## YOUR GOAL:
Return every line of the records below verbatim, with no pictures in the copy.

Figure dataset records
-- begin --

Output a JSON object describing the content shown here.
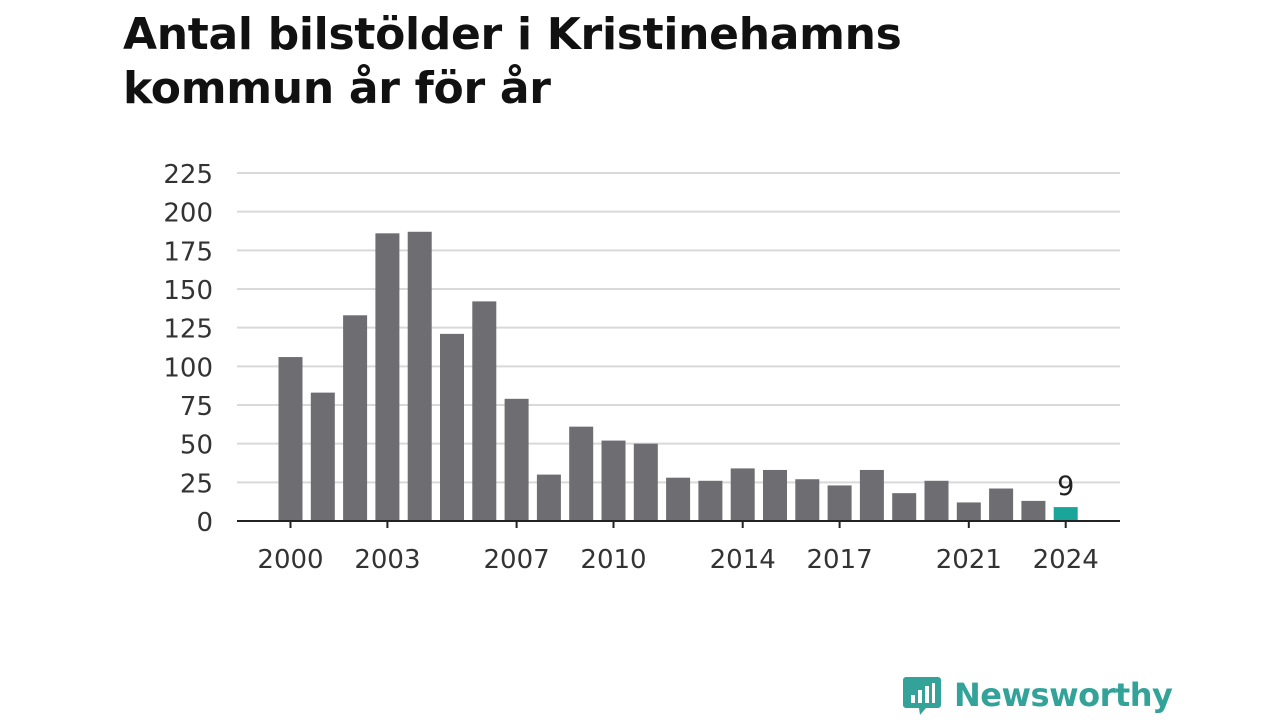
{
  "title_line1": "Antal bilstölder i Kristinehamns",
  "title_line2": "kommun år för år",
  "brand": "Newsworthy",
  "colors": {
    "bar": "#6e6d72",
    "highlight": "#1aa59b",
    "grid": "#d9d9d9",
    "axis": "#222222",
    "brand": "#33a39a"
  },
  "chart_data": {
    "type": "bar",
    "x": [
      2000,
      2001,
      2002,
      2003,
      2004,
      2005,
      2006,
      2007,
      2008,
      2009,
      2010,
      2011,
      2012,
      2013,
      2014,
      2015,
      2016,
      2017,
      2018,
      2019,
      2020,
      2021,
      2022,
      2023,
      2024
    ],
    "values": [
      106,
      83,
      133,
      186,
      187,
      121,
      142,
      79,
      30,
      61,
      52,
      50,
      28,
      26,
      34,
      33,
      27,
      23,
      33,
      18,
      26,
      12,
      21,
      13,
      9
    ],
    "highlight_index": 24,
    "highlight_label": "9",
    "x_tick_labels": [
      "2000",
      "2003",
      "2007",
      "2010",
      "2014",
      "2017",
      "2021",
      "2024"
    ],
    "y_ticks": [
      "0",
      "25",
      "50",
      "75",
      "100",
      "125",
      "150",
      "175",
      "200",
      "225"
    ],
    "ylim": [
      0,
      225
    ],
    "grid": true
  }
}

-- end --

## FULL OUTPUT:
Output a JSON object describing the content shown here.
{
  "title_line1": "Antal bilstölder i Kristinehamns",
  "title_line2": "kommun år för år",
  "brand": "Newsworthy",
  "colors": {
    "bar": "#6e6d72",
    "highlight": "#1aa59b",
    "grid": "#d9d9d9",
    "axis": "#222222",
    "brand": "#33a39a"
  },
  "chart_data": {
    "type": "bar",
    "x": [
      2000,
      2001,
      2002,
      2003,
      2004,
      2005,
      2006,
      2007,
      2008,
      2009,
      2010,
      2011,
      2012,
      2013,
      2014,
      2015,
      2016,
      2017,
      2018,
      2019,
      2020,
      2021,
      2022,
      2023,
      2024
    ],
    "values": [
      106,
      83,
      133,
      186,
      187,
      121,
      142,
      79,
      30,
      61,
      52,
      50,
      28,
      26,
      34,
      33,
      27,
      23,
      33,
      18,
      26,
      12,
      21,
      13,
      9
    ],
    "highlight_index": 24,
    "highlight_label": "9",
    "x_tick_labels": [
      "2000",
      "2003",
      "2007",
      "2010",
      "2014",
      "2017",
      "2021",
      "2024"
    ],
    "y_ticks": [
      "0",
      "25",
      "50",
      "75",
      "100",
      "125",
      "150",
      "175",
      "200",
      "225"
    ],
    "ylim": [
      0,
      225
    ],
    "grid": true
  }
}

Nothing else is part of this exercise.